Comb through the entries for "title" and pull out each line that holds it.

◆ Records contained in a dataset
▽

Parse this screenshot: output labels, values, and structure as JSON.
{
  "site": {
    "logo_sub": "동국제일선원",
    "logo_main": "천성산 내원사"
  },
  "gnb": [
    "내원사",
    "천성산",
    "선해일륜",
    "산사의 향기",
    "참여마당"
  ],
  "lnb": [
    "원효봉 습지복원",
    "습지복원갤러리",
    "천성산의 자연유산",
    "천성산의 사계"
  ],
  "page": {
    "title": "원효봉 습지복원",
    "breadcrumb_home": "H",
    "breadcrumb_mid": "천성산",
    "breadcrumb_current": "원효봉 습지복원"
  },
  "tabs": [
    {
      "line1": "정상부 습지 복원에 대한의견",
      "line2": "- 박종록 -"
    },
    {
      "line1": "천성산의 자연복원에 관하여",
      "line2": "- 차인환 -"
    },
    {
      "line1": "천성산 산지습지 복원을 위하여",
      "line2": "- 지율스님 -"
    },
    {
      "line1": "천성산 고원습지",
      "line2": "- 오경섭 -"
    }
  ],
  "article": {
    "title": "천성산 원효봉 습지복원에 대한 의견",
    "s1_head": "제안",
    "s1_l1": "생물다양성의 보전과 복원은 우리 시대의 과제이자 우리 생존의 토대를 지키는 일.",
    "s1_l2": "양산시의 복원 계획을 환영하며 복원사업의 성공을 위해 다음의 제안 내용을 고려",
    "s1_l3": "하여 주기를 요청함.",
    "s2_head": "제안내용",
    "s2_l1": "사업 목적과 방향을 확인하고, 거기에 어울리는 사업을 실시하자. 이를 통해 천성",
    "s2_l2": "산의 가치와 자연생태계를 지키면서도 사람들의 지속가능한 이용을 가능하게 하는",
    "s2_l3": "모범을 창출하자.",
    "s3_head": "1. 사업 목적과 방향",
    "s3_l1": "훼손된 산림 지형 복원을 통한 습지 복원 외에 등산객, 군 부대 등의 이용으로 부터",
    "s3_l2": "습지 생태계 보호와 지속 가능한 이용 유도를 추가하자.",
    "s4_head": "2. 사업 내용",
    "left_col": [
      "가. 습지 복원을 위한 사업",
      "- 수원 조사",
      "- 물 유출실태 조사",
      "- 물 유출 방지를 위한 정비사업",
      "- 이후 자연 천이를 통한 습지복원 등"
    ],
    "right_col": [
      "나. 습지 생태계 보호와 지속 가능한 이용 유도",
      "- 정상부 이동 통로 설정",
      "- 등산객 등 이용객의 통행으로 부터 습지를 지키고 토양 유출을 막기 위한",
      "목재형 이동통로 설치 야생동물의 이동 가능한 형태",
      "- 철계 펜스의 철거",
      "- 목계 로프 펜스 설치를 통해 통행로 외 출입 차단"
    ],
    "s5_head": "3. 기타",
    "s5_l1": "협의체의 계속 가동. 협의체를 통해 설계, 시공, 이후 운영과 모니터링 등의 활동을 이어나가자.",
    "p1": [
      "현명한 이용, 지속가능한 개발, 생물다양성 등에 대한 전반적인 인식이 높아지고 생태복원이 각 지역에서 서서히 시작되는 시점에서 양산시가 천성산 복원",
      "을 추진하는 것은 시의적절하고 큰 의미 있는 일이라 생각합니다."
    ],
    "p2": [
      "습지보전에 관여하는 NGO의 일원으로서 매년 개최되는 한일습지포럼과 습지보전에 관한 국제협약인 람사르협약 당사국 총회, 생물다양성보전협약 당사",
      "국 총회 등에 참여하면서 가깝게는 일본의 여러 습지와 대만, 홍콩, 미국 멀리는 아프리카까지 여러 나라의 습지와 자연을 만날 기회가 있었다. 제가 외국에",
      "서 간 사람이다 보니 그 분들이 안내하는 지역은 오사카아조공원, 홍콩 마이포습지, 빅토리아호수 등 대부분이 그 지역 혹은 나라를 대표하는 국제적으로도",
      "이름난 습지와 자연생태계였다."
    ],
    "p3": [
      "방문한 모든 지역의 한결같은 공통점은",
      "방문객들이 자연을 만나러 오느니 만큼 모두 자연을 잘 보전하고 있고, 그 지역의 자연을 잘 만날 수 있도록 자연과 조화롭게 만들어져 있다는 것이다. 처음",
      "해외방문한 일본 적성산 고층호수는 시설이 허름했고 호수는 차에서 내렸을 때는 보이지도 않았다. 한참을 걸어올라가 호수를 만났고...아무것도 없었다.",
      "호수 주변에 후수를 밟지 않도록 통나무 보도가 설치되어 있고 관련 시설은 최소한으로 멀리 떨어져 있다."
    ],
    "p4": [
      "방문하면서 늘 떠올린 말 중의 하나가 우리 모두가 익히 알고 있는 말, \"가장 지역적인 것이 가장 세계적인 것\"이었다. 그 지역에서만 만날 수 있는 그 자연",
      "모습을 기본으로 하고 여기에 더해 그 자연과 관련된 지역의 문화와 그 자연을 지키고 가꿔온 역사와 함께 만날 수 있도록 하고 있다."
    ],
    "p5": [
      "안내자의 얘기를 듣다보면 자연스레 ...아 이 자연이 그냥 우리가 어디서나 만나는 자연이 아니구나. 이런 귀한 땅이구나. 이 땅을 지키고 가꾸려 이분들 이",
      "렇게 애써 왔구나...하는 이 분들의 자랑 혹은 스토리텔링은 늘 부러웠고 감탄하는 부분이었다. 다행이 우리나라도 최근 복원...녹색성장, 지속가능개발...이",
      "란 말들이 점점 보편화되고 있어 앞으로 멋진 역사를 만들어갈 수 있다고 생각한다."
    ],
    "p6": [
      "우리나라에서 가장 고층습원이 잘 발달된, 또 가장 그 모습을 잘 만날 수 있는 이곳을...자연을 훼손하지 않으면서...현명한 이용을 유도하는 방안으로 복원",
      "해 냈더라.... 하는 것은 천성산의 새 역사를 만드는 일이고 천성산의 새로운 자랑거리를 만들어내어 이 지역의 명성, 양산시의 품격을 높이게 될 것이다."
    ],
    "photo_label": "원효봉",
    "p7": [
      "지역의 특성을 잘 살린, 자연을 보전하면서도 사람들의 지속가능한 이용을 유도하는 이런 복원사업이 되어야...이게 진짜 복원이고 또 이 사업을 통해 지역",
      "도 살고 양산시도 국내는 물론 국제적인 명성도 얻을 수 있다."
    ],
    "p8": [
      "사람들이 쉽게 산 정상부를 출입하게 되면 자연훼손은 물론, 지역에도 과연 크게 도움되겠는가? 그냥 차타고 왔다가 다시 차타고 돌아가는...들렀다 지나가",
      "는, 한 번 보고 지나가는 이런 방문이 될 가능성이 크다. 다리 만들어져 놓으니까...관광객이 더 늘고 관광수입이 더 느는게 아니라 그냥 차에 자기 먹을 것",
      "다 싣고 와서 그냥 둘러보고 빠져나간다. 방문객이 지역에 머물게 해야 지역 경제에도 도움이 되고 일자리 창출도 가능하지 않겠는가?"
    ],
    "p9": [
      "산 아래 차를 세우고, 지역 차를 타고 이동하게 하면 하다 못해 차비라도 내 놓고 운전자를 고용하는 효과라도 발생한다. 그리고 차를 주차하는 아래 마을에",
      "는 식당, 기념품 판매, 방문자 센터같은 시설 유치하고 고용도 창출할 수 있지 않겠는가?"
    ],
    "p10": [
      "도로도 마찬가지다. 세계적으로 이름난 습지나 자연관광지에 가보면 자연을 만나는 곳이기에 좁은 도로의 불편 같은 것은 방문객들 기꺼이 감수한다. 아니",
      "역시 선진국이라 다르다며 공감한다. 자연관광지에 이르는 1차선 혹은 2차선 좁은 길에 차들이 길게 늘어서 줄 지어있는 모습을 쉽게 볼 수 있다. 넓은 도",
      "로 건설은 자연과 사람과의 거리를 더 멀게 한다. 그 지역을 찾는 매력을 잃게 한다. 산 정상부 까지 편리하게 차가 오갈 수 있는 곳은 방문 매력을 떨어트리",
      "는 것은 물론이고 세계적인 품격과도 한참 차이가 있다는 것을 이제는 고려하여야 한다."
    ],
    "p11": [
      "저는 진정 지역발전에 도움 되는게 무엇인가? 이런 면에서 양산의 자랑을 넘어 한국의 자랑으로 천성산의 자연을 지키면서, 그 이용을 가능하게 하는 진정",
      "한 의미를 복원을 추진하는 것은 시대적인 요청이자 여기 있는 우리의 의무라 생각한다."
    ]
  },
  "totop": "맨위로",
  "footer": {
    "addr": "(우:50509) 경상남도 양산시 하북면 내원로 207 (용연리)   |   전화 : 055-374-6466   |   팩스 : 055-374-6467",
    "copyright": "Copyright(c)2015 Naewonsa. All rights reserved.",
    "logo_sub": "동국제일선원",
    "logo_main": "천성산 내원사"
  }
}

△

◆ Exercise output
    "title": "원효봉 습지복원",
    "title": "천성산 원효봉 습지복원에 대한 의견",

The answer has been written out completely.